- **Yazılı görev A**:
Sayfa alıntısında "TBMM Plan ve Bütçe Komisyonunda" diye başlayan paragrafı, temel bilgilerini koruyarak kısa bir madde listesine dönüştürün.

- **Sayfa alıntısı**:

____

Yüzyılın fiyaskosu

Yüzyılın fiyaskosu

TBMM’de yaptığı konuşmasıyla Şehir Hastaneleri için yüzyılın fiyaskosu mu diye soran CHP Gaziantep Milletvekili Opr. Dr. Bayram Yılmazkaya, “Cumhurbaşkanı çok övünüyor ama benim gibi doktorların gözünde hiç de övünülecek yanı yok. Sıkıntılı hastaneler” dedi

TBMM Plan ve Bütçe Komisyonunda, Sağlık Bakanlığı, Türkiye Hudut ve Sahiller Sağlık Genel Müdürlüğü, Türkiye İlaç ve Tıbbi Cihaz Kurumu ile Türkiye Sağlık Enstitüleri Başkanlığının bütçe görüşmelerinde konuşan CHP Gaziantep Milletvekili Opr. Dr. Bayram Yılmazkaya, şehir hastanelerinde yaşanan sorunları ve 112 acil ekiplerindeki tecrübesizlik yüzünden müdahale edilen vakalarda yaşanan beyin ölüm oranlarındaki artışları gündeme getirdi.

____

- **Sağlanan malzeme**:

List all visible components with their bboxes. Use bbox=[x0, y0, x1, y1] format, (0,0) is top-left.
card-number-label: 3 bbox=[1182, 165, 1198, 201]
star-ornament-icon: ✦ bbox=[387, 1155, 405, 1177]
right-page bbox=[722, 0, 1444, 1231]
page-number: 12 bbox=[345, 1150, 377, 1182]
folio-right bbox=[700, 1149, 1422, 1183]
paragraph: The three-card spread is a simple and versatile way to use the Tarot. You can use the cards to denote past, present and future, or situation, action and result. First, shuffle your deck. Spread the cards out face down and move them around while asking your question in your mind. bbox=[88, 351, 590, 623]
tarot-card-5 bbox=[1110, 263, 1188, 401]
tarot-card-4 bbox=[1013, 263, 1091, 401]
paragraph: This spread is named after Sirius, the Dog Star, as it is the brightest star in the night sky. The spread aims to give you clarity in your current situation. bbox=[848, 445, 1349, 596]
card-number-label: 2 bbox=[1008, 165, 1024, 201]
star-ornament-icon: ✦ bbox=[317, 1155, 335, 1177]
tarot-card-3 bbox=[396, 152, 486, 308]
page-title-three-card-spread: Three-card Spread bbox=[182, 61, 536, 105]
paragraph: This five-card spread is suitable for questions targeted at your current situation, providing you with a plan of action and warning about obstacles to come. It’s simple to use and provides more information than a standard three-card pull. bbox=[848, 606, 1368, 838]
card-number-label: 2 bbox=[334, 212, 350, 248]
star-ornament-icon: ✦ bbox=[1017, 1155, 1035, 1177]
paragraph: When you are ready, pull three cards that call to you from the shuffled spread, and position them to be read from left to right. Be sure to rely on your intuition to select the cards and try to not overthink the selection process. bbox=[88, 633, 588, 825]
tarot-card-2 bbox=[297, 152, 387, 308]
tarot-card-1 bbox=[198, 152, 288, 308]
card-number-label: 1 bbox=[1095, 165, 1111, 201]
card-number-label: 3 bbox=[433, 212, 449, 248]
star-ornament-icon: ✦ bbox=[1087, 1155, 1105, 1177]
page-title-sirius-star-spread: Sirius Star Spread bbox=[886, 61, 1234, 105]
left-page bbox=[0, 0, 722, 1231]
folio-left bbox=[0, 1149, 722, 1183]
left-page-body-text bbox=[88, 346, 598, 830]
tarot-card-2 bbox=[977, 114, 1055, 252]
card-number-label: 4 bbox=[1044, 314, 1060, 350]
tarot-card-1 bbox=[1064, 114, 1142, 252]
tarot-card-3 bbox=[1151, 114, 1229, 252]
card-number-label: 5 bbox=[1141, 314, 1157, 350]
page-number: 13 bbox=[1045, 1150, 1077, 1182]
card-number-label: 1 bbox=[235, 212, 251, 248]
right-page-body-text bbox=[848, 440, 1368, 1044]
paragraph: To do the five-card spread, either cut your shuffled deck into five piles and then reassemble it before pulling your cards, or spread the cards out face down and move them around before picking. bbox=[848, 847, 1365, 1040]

____

- **Yazılı görev B**:
Kayıtların başından "right-page bbox=[722, 0, 1444, 1231]" ifadesini içeren satıra kadar uzanan satırları, iki uç da dahil olmak üzere, hiçbir değişiklik yapmadan çıktı olarak verin.

- **Yazılı yanıt A**:
- Konuşan: CHP Gaziantep Milletvekili Opr. Dr. Bayram Yılmazkaya
- Yer: TBMM Plan ve Bütçe Komisyonu
- Görüşülen bütçeler: Sağlık Bakanlığı, Türkiye Hudut ve Sahiller Sağlık Genel Müdürlüğü, Türkiye İlaç ve Tıbbi Cihaz Kurumu, Türkiye Sağlık Enstitüleri Başkanlığı
- Gündeme getirilenler:
  - Şehir hastanelerinde yaşanan sorunlar
  - 112 acil ekiplerindeki tecrübesizlik yüzünden müdahale edilen vakalarda beyin ölüm oranlarındaki artışlar

- **Yazılı yanıt B**:
List all visible components with their bboxes. Use bbox=[x0, y0, x1, y1] format, (0,0) is top-left.
card-number-label: 3 bbox=[1182, 165, 1198, 201]
star-ornament-icon: ✦ bbox=[387, 1155, 405, 1177]
right-page bbox=[722, 0, 1444, 1231]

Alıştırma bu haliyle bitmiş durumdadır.